### What is required
Images are not part of the copy; transcribe all the data exactly.

### Records provided
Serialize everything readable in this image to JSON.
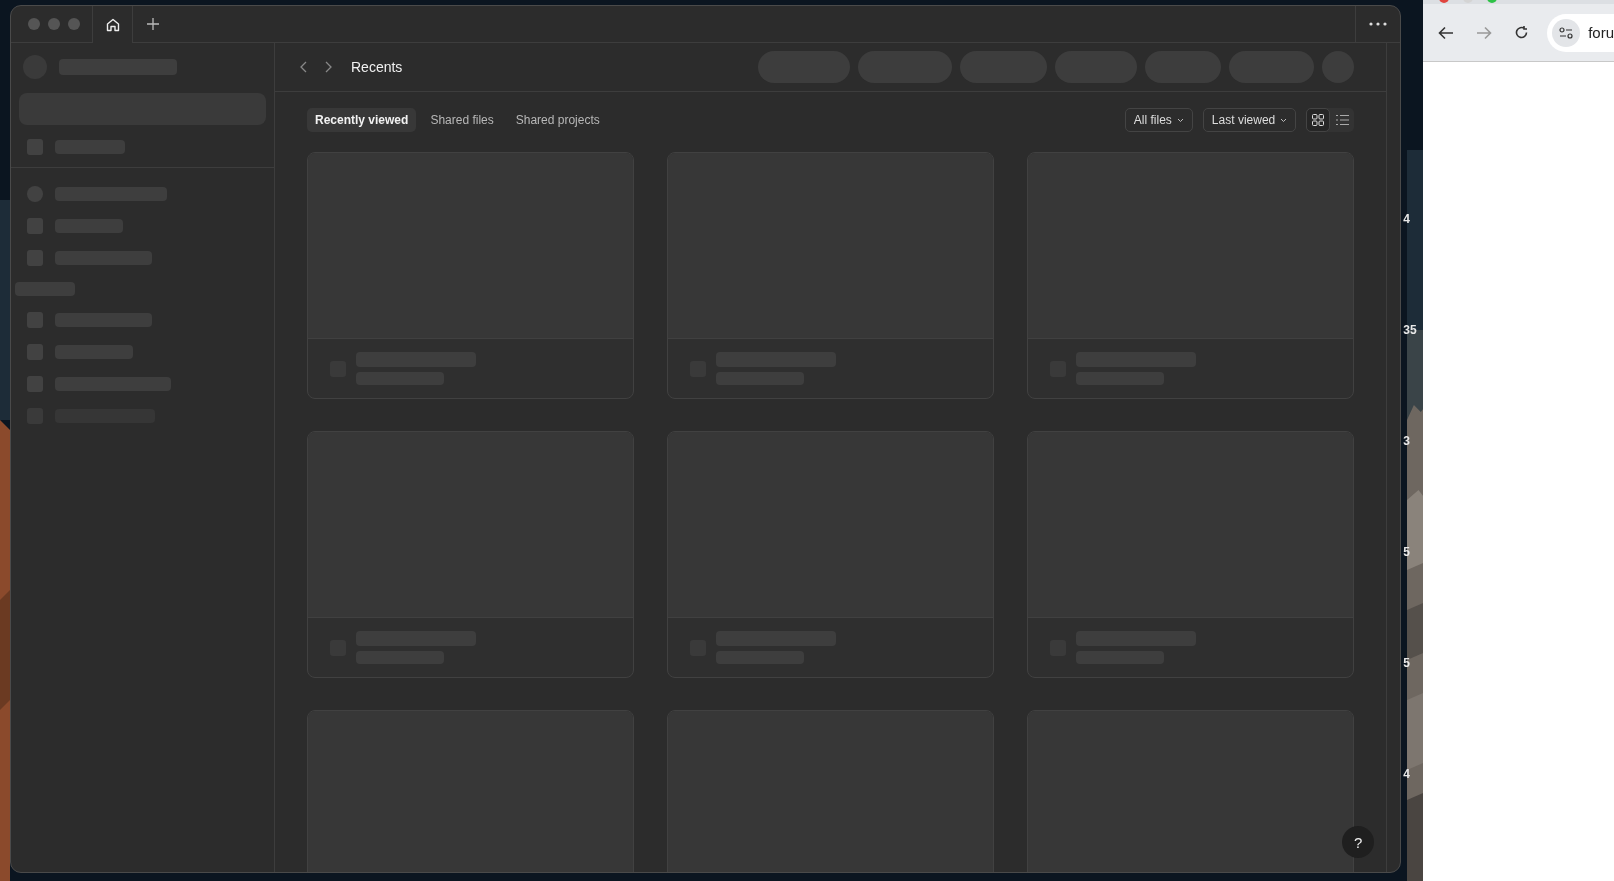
{
  "app_window": {
    "header": {
      "title": "Recents"
    },
    "tabs": [
      {
        "label": "Recently viewed",
        "selected": true
      },
      {
        "label": "Shared files",
        "selected": false
      },
      {
        "label": "Shared projects",
        "selected": false
      }
    ],
    "filters": [
      {
        "label": "All files"
      },
      {
        "label": "Last viewed"
      }
    ],
    "view_toggle": [
      {
        "kind": "grid",
        "selected": true
      },
      {
        "kind": "list",
        "selected": false
      }
    ],
    "help_button": "?"
  },
  "desktop": {
    "widget_numbers": [
      "4",
      "35",
      "3",
      "5",
      "5",
      "4"
    ]
  },
  "browser": {
    "address_text": "foru"
  }
}
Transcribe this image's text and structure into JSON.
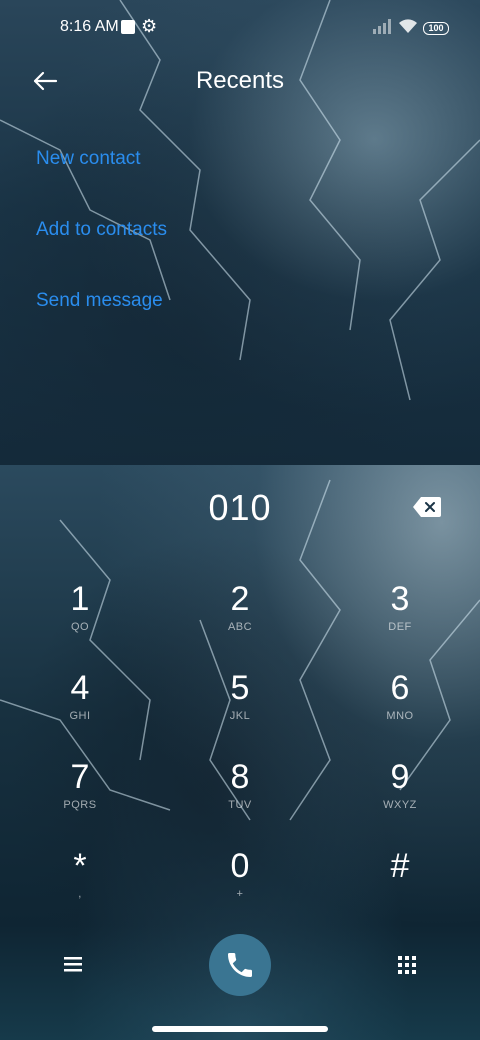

### Answer to this problem
Serialize everything readable in this image to JSON.
{
  "app_window": {
    "header": {
      "title": "Recents"
    },
    "tabs": [
      {
        "label": "Recently viewed",
        "selected": true
      },
      {
        "label": "Shared files",
        "selected": false
      },
      {
        "label": "Shared projects",
        "selected": false
      }
    ],
    "filters": [
      {
        "label": "All files"
      },
      {
        "label": "Last viewed"
      }
    ],
    "view_toggle": [
      {
        "kind": "grid",
        "selected": true
      },
      {
        "kind": "list",
        "selected": false
      }
    ],
    "help_button": "?"
  },
  "desktop": {
    "widget_numbers": [
      "4",
      "35",
      "3",
      "5",
      "5",
      "4"
    ]
  },
  "browser": {
    "address_text": "foru"
  }
}
Transcribe this image's text and structure into JSON.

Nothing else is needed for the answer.